**What is required**. Please set down every entry again exactly as it stands, without the pictures.

+++ Stored data

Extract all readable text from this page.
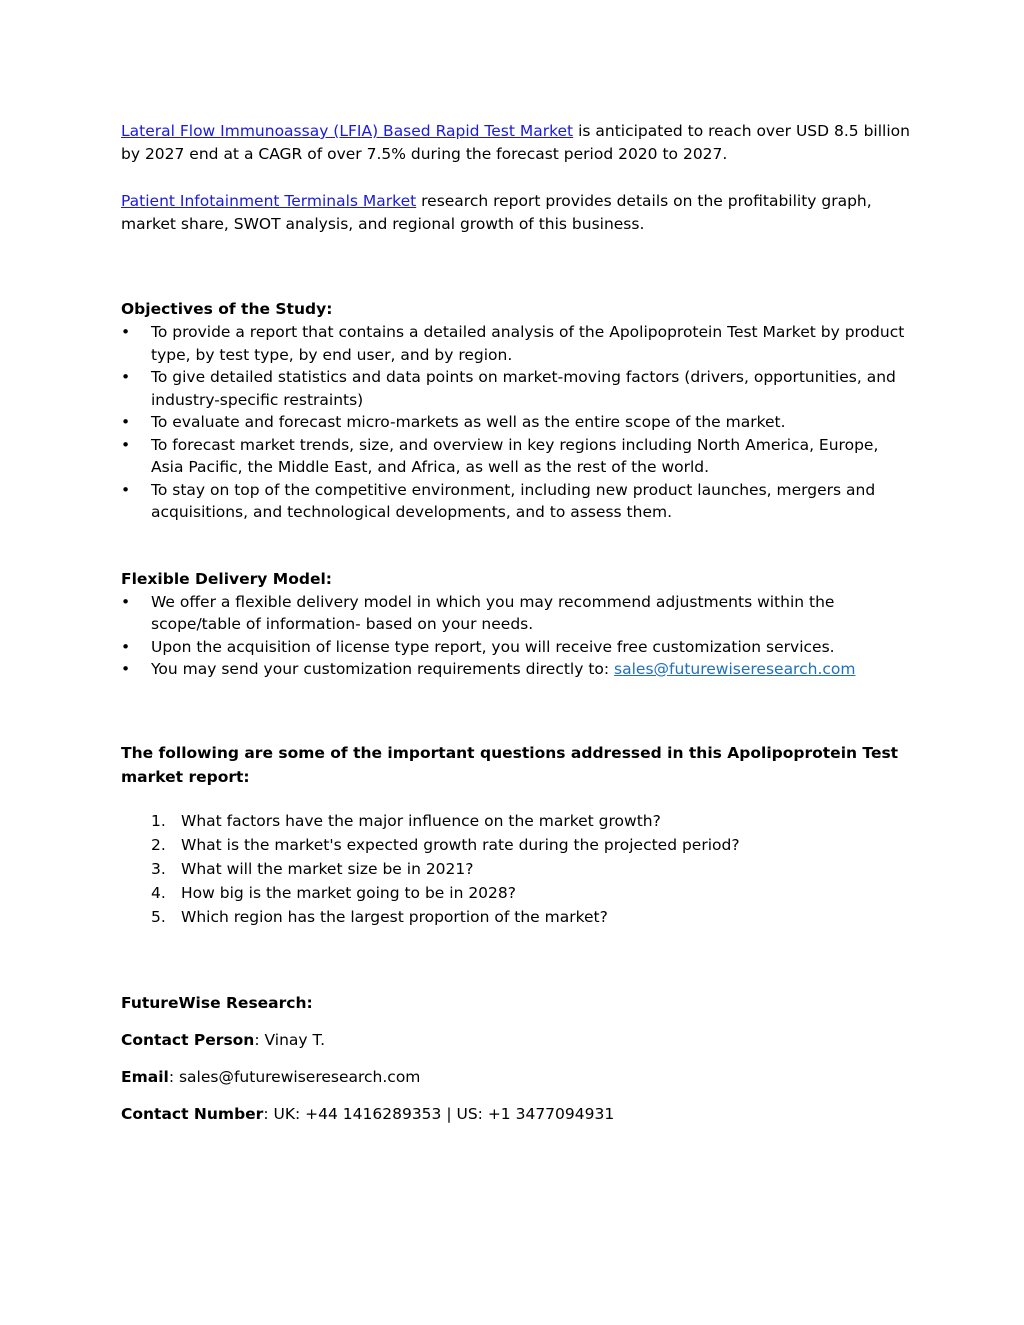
Lateral Flow Immunoassay (LFIA) Based Rapid Test Market is anticipated to reach over USD 8.5 billion by 2027 end at a CAGR of over 7.5% during the forecast period 2020 to 2027.

Patient Infotainment Terminals Market research report provides details on the profitability graph, market share, SWOT analysis, and regional growth of this business.

Objectives of the Study:
• To provide a report that contains a detailed analysis of the Apolipoprotein Test Market by product type, by test type, by end user, and by region.
• To give detailed statistics and data points on market-moving factors (drivers, opportunities, and industry-specific restraints)
• To evaluate and forecast micro-markets as well as the entire scope of the market.
• To forecast market trends, size, and overview in key regions including North America, Europe, Asia Pacific, the Middle East, and Africa, as well as the rest of the world.
• To stay on top of the competitive environment, including new product launches, mergers and acquisitions, and technological developments, and to assess them.
Flexible Delivery Model:
• We offer a flexible delivery model in which you may recommend adjustments within the scope/table of information- based on your needs.
• Upon the acquisition of license type report, you will receive free customization services.
• You may send your customization requirements directly to: sales@futurewiseresearch.com
The following are some of the important questions addressed in this Apolipoprotein Test market report:
1. What factors have the major influence on the market growth?
2. What is the market's expected growth rate during the projected period?
3. What will the market size be in 2021?
4. How big is the market going to be in 2028?
5. Which region has the largest proportion of the market?
FutureWise Research:

Contact Person: Vinay T.

Email: sales@futurewiseresearch.com

Contact Number: UK: +44 1416289353 | US: +1 3477094931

++++++

**Output below**.
Extract all readable text from this page.
Lateral Flow Immunoassay (LFIA) Based Rapid Test Market is anticipated to reach over USD 8.5 billion by 2027 end at a CAGR of over 7.5% during the forecast period 2020 to 2027.

Patient Infotainment Terminals Market research report provides details on the profitability graph, market share, SWOT analysis, and regional growth of this business.

Objectives of the Study:
• To provide a report that contains a detailed analysis of the Apolipoprotein Test Market by product type, by test type, by end user, and by region.
• To give detailed statistics and data points on market-moving factors (drivers, opportunities, and industry-specific restraints)
• To evaluate and forecast micro-markets as well as the entire scope of the market.
• To forecast market trends, size, and overview in key regions including North America, Europe, Asia Pacific, the Middle East, and Africa, as well as the rest of the world.
• To stay on top of the competitive environment, including new product launches, mergers and acquisitions, and technological developments, and to assess them.
Flexible Delivery Model:
• We offer a flexible delivery model in which you may recommend adjustments within the scope/table of information- based on your needs.
• Upon the acquisition of license type report, you will receive free customization services.
• You may send your customization requirements directly to: sales@futurewiseresearch.com
The following are some of the important questions addressed in this Apolipoprotein Test market report:
1. What factors have the major influence on the market growth?
2. What is the market's expected growth rate during the projected period?
3. What will the market size be in 2021?
4. How big is the market going to be in 2028?
5. Which region has the largest proportion of the market?
FutureWise Research:

Contact Person: Vinay T.

Email: sales@futurewiseresearch.com

Contact Number: UK: +44 1416289353 | US: +1 3477094931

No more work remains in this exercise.